### Problem description
Collect every line below that contains the word "With".

### Stored records
▼
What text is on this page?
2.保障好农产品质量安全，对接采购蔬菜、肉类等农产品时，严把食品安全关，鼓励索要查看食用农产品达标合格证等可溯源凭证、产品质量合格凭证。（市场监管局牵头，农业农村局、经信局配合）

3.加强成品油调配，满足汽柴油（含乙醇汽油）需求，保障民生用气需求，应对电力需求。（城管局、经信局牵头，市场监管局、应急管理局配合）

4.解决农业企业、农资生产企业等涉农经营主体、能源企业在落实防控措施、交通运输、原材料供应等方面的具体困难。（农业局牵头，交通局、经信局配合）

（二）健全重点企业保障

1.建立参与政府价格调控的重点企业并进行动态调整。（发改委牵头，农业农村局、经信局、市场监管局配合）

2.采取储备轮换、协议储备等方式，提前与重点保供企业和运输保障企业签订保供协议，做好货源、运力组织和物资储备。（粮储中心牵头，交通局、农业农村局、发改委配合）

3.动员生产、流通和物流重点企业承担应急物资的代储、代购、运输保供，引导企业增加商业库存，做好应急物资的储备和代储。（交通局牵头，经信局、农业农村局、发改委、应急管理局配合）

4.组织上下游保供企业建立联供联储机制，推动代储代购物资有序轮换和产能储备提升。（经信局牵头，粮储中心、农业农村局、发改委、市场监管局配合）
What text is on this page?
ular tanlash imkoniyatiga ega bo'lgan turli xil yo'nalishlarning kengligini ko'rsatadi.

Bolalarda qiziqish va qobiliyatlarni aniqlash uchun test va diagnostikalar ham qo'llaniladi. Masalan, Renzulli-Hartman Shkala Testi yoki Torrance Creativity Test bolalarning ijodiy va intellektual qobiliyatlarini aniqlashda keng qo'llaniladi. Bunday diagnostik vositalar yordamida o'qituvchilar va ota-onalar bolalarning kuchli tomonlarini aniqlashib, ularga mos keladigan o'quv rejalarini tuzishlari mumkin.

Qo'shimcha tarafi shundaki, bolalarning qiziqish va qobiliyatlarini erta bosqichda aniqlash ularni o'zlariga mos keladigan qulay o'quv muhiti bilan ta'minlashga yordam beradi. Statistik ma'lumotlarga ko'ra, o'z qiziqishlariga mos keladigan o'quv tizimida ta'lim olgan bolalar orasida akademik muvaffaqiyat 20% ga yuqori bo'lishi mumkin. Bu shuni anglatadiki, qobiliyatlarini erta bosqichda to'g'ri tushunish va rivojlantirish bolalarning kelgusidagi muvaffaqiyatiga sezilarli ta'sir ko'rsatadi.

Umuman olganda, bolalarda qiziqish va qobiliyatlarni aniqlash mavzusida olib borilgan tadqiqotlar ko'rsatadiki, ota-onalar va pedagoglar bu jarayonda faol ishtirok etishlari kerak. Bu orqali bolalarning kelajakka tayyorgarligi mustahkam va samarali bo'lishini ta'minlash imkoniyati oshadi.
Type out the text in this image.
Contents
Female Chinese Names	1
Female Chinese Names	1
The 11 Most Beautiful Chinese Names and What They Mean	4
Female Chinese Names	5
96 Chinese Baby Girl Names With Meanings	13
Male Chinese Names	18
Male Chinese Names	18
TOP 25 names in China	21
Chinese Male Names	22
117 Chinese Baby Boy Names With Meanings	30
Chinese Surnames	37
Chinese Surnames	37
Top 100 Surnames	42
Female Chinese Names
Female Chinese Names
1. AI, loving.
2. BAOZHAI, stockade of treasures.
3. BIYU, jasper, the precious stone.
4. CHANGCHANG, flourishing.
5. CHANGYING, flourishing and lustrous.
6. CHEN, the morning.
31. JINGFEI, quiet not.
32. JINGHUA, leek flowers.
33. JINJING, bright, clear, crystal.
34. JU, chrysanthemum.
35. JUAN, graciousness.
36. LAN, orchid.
▲
### Response to this exercise
96 Chinese Baby Girl Names With Meanings	13
117 Chinese Baby Boy Names With Meanings	30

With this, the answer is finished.